Records to use:
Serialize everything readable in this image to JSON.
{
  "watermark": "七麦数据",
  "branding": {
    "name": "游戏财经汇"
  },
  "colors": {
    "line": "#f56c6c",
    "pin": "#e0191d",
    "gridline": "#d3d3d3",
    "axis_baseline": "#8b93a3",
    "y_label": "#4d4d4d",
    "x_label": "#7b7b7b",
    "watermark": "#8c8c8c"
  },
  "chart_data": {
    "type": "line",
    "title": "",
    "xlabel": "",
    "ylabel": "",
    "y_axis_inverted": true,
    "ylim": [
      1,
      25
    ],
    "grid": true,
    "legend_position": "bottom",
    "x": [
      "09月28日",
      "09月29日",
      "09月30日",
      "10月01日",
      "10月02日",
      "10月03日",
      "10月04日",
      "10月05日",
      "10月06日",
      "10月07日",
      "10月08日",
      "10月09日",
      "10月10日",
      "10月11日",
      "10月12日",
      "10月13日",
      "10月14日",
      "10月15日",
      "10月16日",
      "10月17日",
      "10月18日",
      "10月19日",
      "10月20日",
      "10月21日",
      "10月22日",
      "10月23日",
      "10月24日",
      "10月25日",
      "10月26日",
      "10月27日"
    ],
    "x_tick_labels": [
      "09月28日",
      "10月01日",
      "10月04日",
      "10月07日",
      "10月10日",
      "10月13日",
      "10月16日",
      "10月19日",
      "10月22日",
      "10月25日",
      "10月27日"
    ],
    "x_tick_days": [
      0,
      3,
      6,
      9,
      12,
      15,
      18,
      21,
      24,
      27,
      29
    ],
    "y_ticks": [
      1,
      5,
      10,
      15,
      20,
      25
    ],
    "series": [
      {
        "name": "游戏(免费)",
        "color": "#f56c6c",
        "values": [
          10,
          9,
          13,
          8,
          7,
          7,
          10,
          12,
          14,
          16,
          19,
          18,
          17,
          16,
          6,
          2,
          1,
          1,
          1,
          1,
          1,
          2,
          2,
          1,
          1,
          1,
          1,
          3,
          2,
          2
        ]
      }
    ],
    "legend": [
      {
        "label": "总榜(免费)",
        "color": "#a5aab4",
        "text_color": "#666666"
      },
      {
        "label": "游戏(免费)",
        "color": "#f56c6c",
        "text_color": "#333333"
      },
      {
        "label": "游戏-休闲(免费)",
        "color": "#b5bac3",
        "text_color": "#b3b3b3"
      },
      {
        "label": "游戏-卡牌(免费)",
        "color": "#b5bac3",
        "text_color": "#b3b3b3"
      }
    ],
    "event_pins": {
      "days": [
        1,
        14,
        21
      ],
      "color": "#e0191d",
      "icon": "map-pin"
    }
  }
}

Stated task: Retype the records in full. Keep every line identical to the original.

Output of the exercise:
Serialize everything readable in this image to JSON.
{
  "watermark": "七麦数据",
  "branding": {
    "name": "游戏财经汇"
  },
  "colors": {
    "line": "#f56c6c",
    "pin": "#e0191d",
    "gridline": "#d3d3d3",
    "axis_baseline": "#8b93a3",
    "y_label": "#4d4d4d",
    "x_label": "#7b7b7b",
    "watermark": "#8c8c8c"
  },
  "chart_data": {
    "type": "line",
    "title": "",
    "xlabel": "",
    "ylabel": "",
    "y_axis_inverted": true,
    "ylim": [
      1,
      25
    ],
    "grid": true,
    "legend_position": "bottom",
    "x": [
      "09月28日",
      "09月29日",
      "09月30日",
      "10月01日",
      "10月02日",
      "10月03日",
      "10月04日",
      "10月05日",
      "10月06日",
      "10月07日",
      "10月08日",
      "10月09日",
      "10月10日",
      "10月11日",
      "10月12日",
      "10月13日",
      "10月14日",
      "10月15日",
      "10月16日",
      "10月17日",
      "10月18日",
      "10月19日",
      "10月20日",
      "10月21日",
      "10月22日",
      "10月23日",
      "10月24日",
      "10月25日",
      "10月26日",
      "10月27日"
    ],
    "x_tick_labels": [
      "09月28日",
      "10月01日",
      "10月04日",
      "10月07日",
      "10月10日",
      "10月13日",
      "10月16日",
      "10月19日",
      "10月22日",
      "10月25日",
      "10月27日"
    ],
    "x_tick_days": [
      0,
      3,
      6,
      9,
      12,
      15,
      18,
      21,
      24,
      27,
      29
    ],
    "y_ticks": [
      1,
      5,
      10,
      15,
      20,
      25
    ],
    "series": [
      {
        "name": "游戏(免费)",
        "color": "#f56c6c",
        "values": [
          10,
          9,
          13,
          8,
          7,
          7,
          10,
          12,
          14,
          16,
          19,
          18,
          17,
          16,
          6,
          2,
          1,
          1,
          1,
          1,
          1,
          2,
          2,
          1,
          1,
          1,
          1,
          3,
          2,
          2
        ]
      }
    ],
    "legend": [
      {
        "label": "总榜(免费)",
        "color": "#a5aab4",
        "text_color": "#666666"
      },
      {
        "label": "游戏(免费)",
        "color": "#f56c6c",
        "text_color": "#333333"
      },
      {
        "label": "游戏-休闲(免费)",
        "color": "#b5bac3",
        "text_color": "#b3b3b3"
      },
      {
        "label": "游戏-卡牌(免费)",
        "color": "#b5bac3",
        "text_color": "#b3b3b3"
      }
    ],
    "event_pins": {
      "days": [
        1,
        14,
        21
      ],
      "color": "#e0191d",
      "icon": "map-pin"
    }
  }
}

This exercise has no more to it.